◆ Information supplied
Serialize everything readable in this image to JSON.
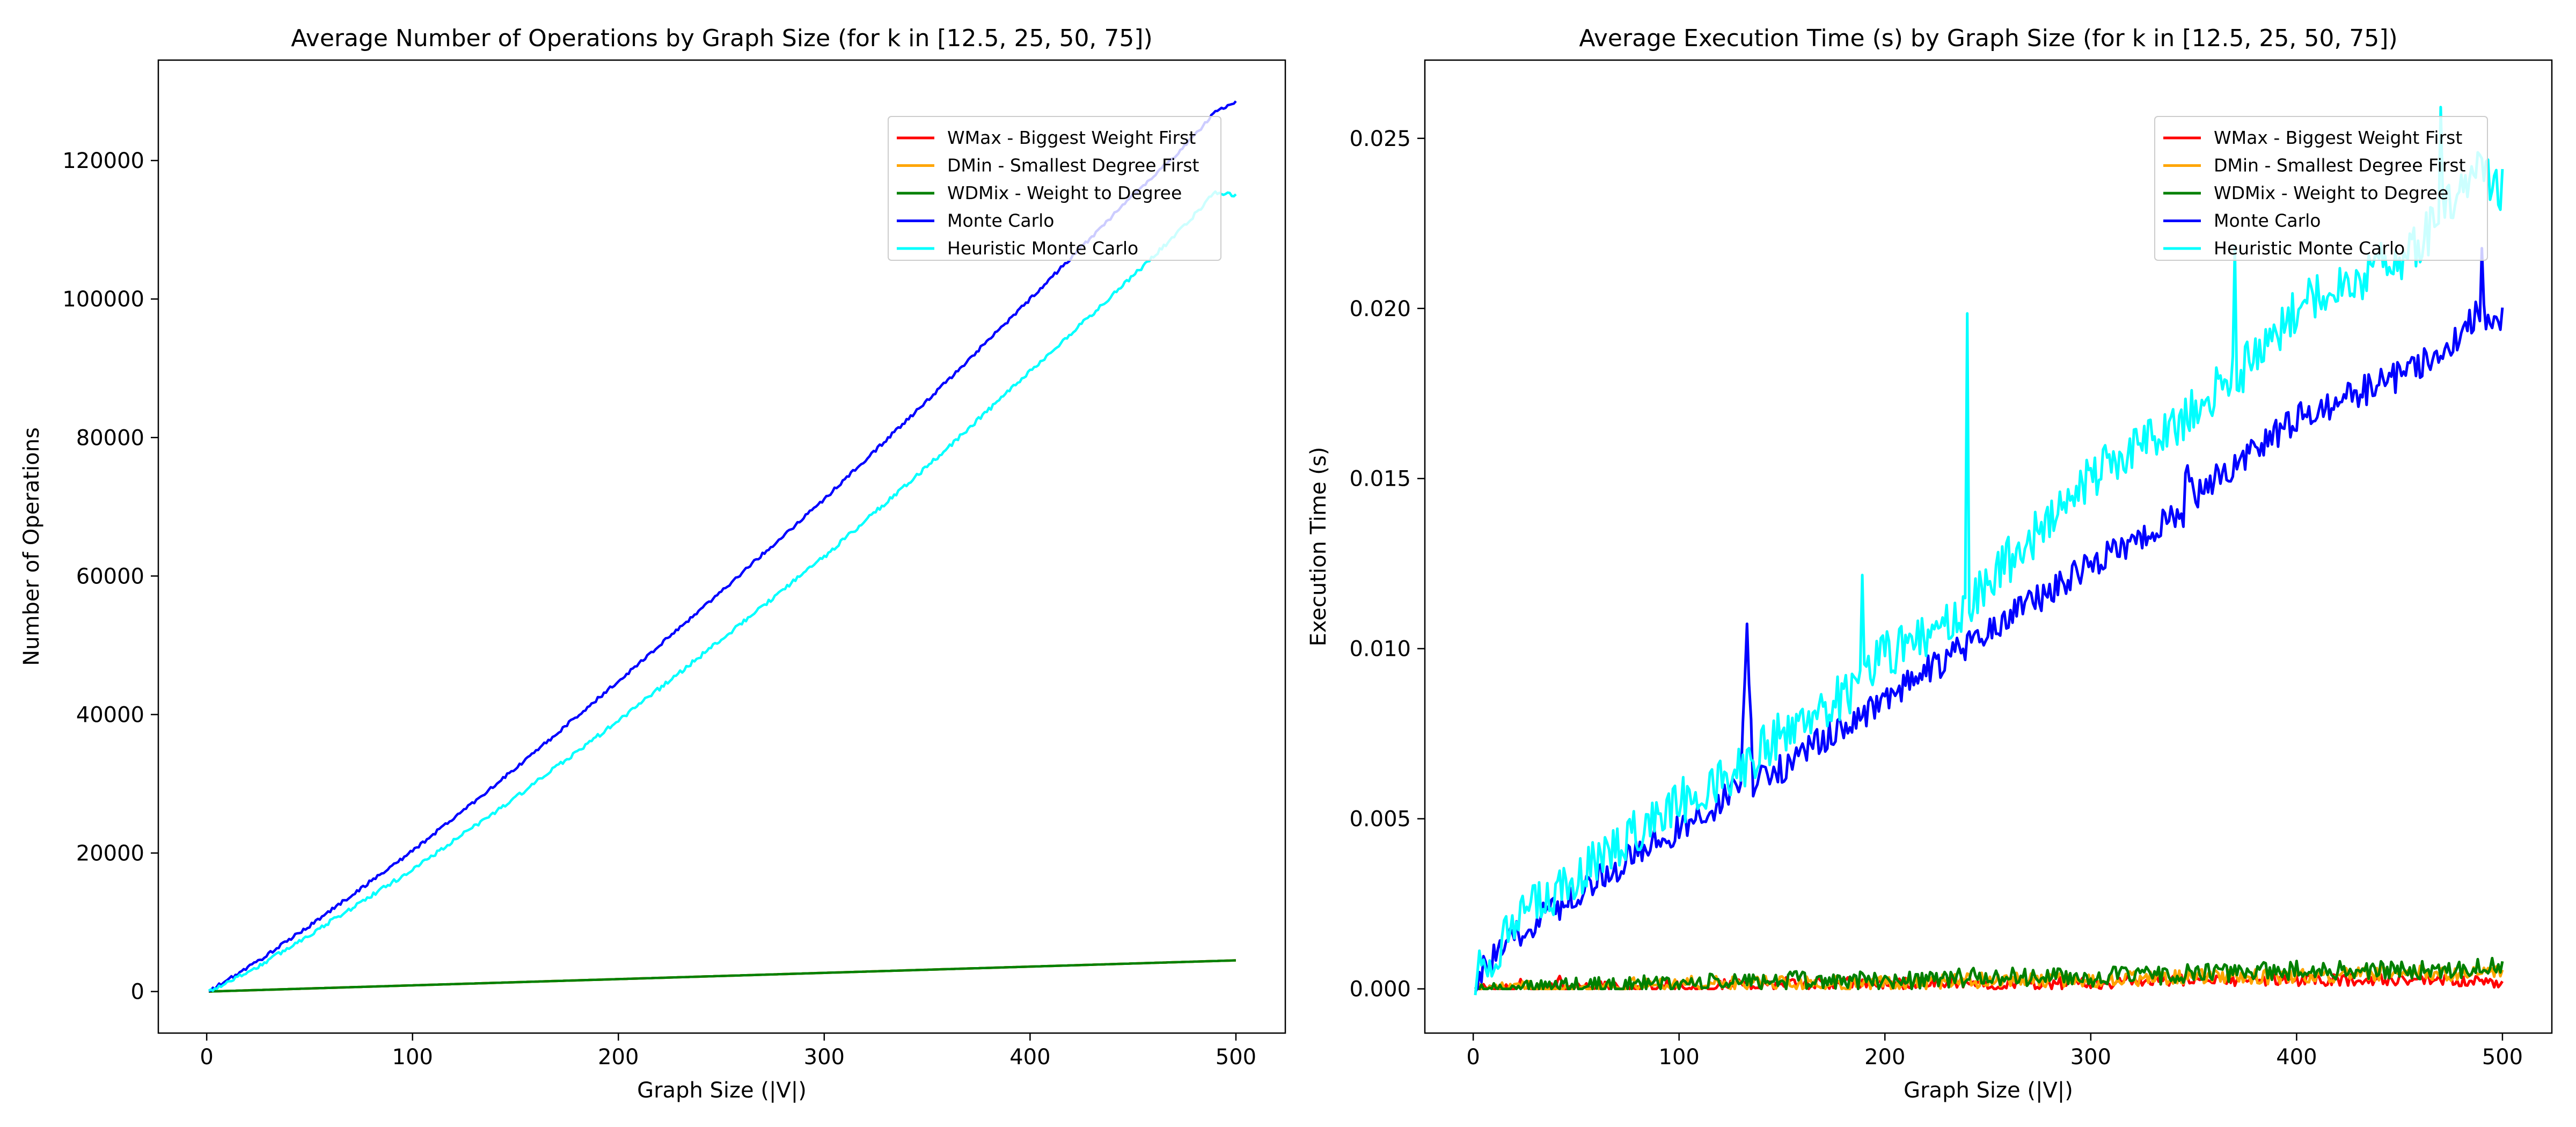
{
  "chart_data": [
    {
      "type": "line",
      "title": "Average Number of Operations by Graph Size (for k in [12.5, 25, 50, 75])",
      "xlabel": "Graph Size (|V|)",
      "ylabel": "Number of Operations",
      "xlim": [
        -23.5,
        524
      ],
      "ylim": [
        -6000,
        134500
      ],
      "xticks": [
        0,
        100,
        200,
        300,
        400,
        500
      ],
      "yticks": [
        0,
        20000,
        40000,
        60000,
        80000,
        100000,
        120000
      ],
      "legend": "top-right",
      "series": [
        {
          "name": "WMax - Biggest Weight First",
          "color": "#ff0000",
          "x": [
            1,
            500
          ],
          "y": [
            0,
            4500
          ]
        },
        {
          "name": "DMin - Smallest Degree First",
          "color": "#ffa500",
          "x": [
            1,
            500
          ],
          "y": [
            0,
            4500
          ]
        },
        {
          "name": "WDMix - Weight to Degree",
          "color": "#008000",
          "x": [
            1,
            500
          ],
          "y": [
            0,
            4500
          ]
        },
        {
          "name": "Monte Carlo",
          "color": "#0000ff",
          "x": [
            1,
            25,
            50,
            75,
            100,
            150,
            200,
            250,
            300,
            350,
            400,
            450,
            475,
            490,
            500
          ],
          "y": [
            0,
            4400,
            9500,
            14900,
            20300,
            32200,
            44800,
            57800,
            71100,
            85300,
            100000,
            115000,
            122000,
            127000,
            128500
          ]
        },
        {
          "name": "Heuristic Monte Carlo",
          "color": "#00ffff",
          "x": [
            1,
            25,
            50,
            75,
            100,
            150,
            200,
            250,
            300,
            350,
            400,
            450,
            475,
            490,
            500
          ],
          "y": [
            0,
            3600,
            8200,
            12900,
            17600,
            28000,
            39100,
            50800,
            62800,
            75800,
            89500,
            103300,
            110500,
            115500,
            115000
          ]
        }
      ]
    },
    {
      "type": "line",
      "title": "Average Execution Time (s) by Graph Size (for k in [12.5, 25, 50, 75])",
      "xlabel": "Graph Size (|V|)",
      "ylabel": "Execution Time (s)",
      "xlim": [
        -23.5,
        524
      ],
      "ylim": [
        -0.0013,
        0.0273
      ],
      "xticks": [
        0,
        100,
        200,
        300,
        400,
        500
      ],
      "yticks": [
        0.0,
        0.005,
        0.01,
        0.015,
        0.02,
        0.025
      ],
      "ytick_labels": [
        "0.000",
        "0.005",
        "0.010",
        "0.015",
        "0.020",
        "0.025"
      ],
      "legend": "top-right",
      "series": [
        {
          "name": "WMax - Biggest Weight First",
          "color": "#ff0000",
          "x": [
            1,
            20,
            22,
            30,
            40,
            42,
            44,
            60,
            100,
            150,
            200,
            250,
            300,
            350,
            400,
            450,
            500
          ],
          "y": [
            0,
            0,
            0.0003,
            0,
            0.0002,
            0.0005,
            0,
            0.0001,
            0.0001,
            0.0002,
            0.0002,
            0.0002,
            0.0002,
            0.0003,
            0.0003,
            0.0003,
            0.0002
          ]
        },
        {
          "name": "DMin - Smallest Degree First",
          "color": "#ffa500",
          "x": [
            1,
            50,
            100,
            150,
            200,
            250,
            300,
            350,
            400,
            450,
            500
          ],
          "y": [
            0,
            0.0001,
            0.0002,
            0.0002,
            0.0002,
            0.0003,
            0.0003,
            0.0004,
            0.0004,
            0.0005,
            0.0005
          ]
        },
        {
          "name": "WDMix - Weight to Degree",
          "color": "#008000",
          "x": [
            1,
            50,
            100,
            150,
            200,
            250,
            300,
            350,
            400,
            450,
            500
          ],
          "y": [
            0,
            0.0001,
            0.0002,
            0.0003,
            0.0003,
            0.0004,
            0.0004,
            0.0005,
            0.0006,
            0.0006,
            0.0007
          ]
        },
        {
          "name": "Monte Carlo",
          "color": "#0000ff",
          "x": [
            1,
            25,
            50,
            75,
            100,
            125,
            130,
            133,
            136,
            150,
            200,
            250,
            300,
            345,
            346,
            350,
            400,
            450,
            475,
            489,
            490,
            491,
            500
          ],
          "y": [
            0.0003,
            0.0018,
            0.0028,
            0.0038,
            0.0047,
            0.0057,
            0.0062,
            0.0107,
            0.006,
            0.0065,
            0.0085,
            0.0105,
            0.0125,
            0.014,
            0.0155,
            0.0145,
            0.0168,
            0.018,
            0.019,
            0.02,
            0.0222,
            0.0198,
            0.0197
          ]
        },
        {
          "name": "Heuristic Monte Carlo",
          "color": "#00ffff",
          "x": [
            1,
            25,
            50,
            75,
            100,
            125,
            150,
            188,
            189,
            190,
            200,
            239,
            240,
            241,
            250,
            300,
            350,
            369,
            370,
            371,
            400,
            450,
            469,
            470,
            471,
            490,
            500
          ],
          "y": [
            0.0004,
            0.0022,
            0.0032,
            0.0045,
            0.0055,
            0.0063,
            0.0075,
            0.009,
            0.0115,
            0.0092,
            0.0098,
            0.011,
            0.0202,
            0.0112,
            0.012,
            0.015,
            0.017,
            0.018,
            0.0215,
            0.018,
            0.02,
            0.0215,
            0.0225,
            0.0259,
            0.023,
            0.024,
            0.0235
          ]
        }
      ]
    }
  ]
}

◆ Written request
Print every entry above again without changing a word, and omit the pictures.

◆ Result
Serialize everything readable in this image to JSON.
{
  "chart_data": [
    {
      "type": "line",
      "title": "Average Number of Operations by Graph Size (for k in [12.5, 25, 50, 75])",
      "xlabel": "Graph Size (|V|)",
      "ylabel": "Number of Operations",
      "xlim": [
        -23.5,
        524
      ],
      "ylim": [
        -6000,
        134500
      ],
      "xticks": [
        0,
        100,
        200,
        300,
        400,
        500
      ],
      "yticks": [
        0,
        20000,
        40000,
        60000,
        80000,
        100000,
        120000
      ],
      "legend": "top-right",
      "series": [
        {
          "name": "WMax - Biggest Weight First",
          "color": "#ff0000",
          "x": [
            1,
            500
          ],
          "y": [
            0,
            4500
          ]
        },
        {
          "name": "DMin - Smallest Degree First",
          "color": "#ffa500",
          "x": [
            1,
            500
          ],
          "y": [
            0,
            4500
          ]
        },
        {
          "name": "WDMix - Weight to Degree",
          "color": "#008000",
          "x": [
            1,
            500
          ],
          "y": [
            0,
            4500
          ]
        },
        {
          "name": "Monte Carlo",
          "color": "#0000ff",
          "x": [
            1,
            25,
            50,
            75,
            100,
            150,
            200,
            250,
            300,
            350,
            400,
            450,
            475,
            490,
            500
          ],
          "y": [
            0,
            4400,
            9500,
            14900,
            20300,
            32200,
            44800,
            57800,
            71100,
            85300,
            100000,
            115000,
            122000,
            127000,
            128500
          ]
        },
        {
          "name": "Heuristic Monte Carlo",
          "color": "#00ffff",
          "x": [
            1,
            25,
            50,
            75,
            100,
            150,
            200,
            250,
            300,
            350,
            400,
            450,
            475,
            490,
            500
          ],
          "y": [
            0,
            3600,
            8200,
            12900,
            17600,
            28000,
            39100,
            50800,
            62800,
            75800,
            89500,
            103300,
            110500,
            115500,
            115000
          ]
        }
      ]
    },
    {
      "type": "line",
      "title": "Average Execution Time (s) by Graph Size (for k in [12.5, 25, 50, 75])",
      "xlabel": "Graph Size (|V|)",
      "ylabel": "Execution Time (s)",
      "xlim": [
        -23.5,
        524
      ],
      "ylim": [
        -0.0013,
        0.0273
      ],
      "xticks": [
        0,
        100,
        200,
        300,
        400,
        500
      ],
      "yticks": [
        0.0,
        0.005,
        0.01,
        0.015,
        0.02,
        0.025
      ],
      "ytick_labels": [
        "0.000",
        "0.005",
        "0.010",
        "0.015",
        "0.020",
        "0.025"
      ],
      "legend": "top-right",
      "series": [
        {
          "name": "WMax - Biggest Weight First",
          "color": "#ff0000",
          "x": [
            1,
            20,
            22,
            30,
            40,
            42,
            44,
            60,
            100,
            150,
            200,
            250,
            300,
            350,
            400,
            450,
            500
          ],
          "y": [
            0,
            0,
            0.0003,
            0,
            0.0002,
            0.0005,
            0,
            0.0001,
            0.0001,
            0.0002,
            0.0002,
            0.0002,
            0.0002,
            0.0003,
            0.0003,
            0.0003,
            0.0002
          ]
        },
        {
          "name": "DMin - Smallest Degree First",
          "color": "#ffa500",
          "x": [
            1,
            50,
            100,
            150,
            200,
            250,
            300,
            350,
            400,
            450,
            500
          ],
          "y": [
            0,
            0.0001,
            0.0002,
            0.0002,
            0.0002,
            0.0003,
            0.0003,
            0.0004,
            0.0004,
            0.0005,
            0.0005
          ]
        },
        {
          "name": "WDMix - Weight to Degree",
          "color": "#008000",
          "x": [
            1,
            50,
            100,
            150,
            200,
            250,
            300,
            350,
            400,
            450,
            500
          ],
          "y": [
            0,
            0.0001,
            0.0002,
            0.0003,
            0.0003,
            0.0004,
            0.0004,
            0.0005,
            0.0006,
            0.0006,
            0.0007
          ]
        },
        {
          "name": "Monte Carlo",
          "color": "#0000ff",
          "x": [
            1,
            25,
            50,
            75,
            100,
            125,
            130,
            133,
            136,
            150,
            200,
            250,
            300,
            345,
            346,
            350,
            400,
            450,
            475,
            489,
            490,
            491,
            500
          ],
          "y": [
            0.0003,
            0.0018,
            0.0028,
            0.0038,
            0.0047,
            0.0057,
            0.0062,
            0.0107,
            0.006,
            0.0065,
            0.0085,
            0.0105,
            0.0125,
            0.014,
            0.0155,
            0.0145,
            0.0168,
            0.018,
            0.019,
            0.02,
            0.0222,
            0.0198,
            0.0197
          ]
        },
        {
          "name": "Heuristic Monte Carlo",
          "color": "#00ffff",
          "x": [
            1,
            25,
            50,
            75,
            100,
            125,
            150,
            188,
            189,
            190,
            200,
            239,
            240,
            241,
            250,
            300,
            350,
            369,
            370,
            371,
            400,
            450,
            469,
            470,
            471,
            490,
            500
          ],
          "y": [
            0.0004,
            0.0022,
            0.0032,
            0.0045,
            0.0055,
            0.0063,
            0.0075,
            0.009,
            0.0115,
            0.0092,
            0.0098,
            0.011,
            0.0202,
            0.0112,
            0.012,
            0.015,
            0.017,
            0.018,
            0.0215,
            0.018,
            0.02,
            0.0215,
            0.0225,
            0.0259,
            0.023,
            0.024,
            0.0235
          ]
        }
      ]
    }
  ]
}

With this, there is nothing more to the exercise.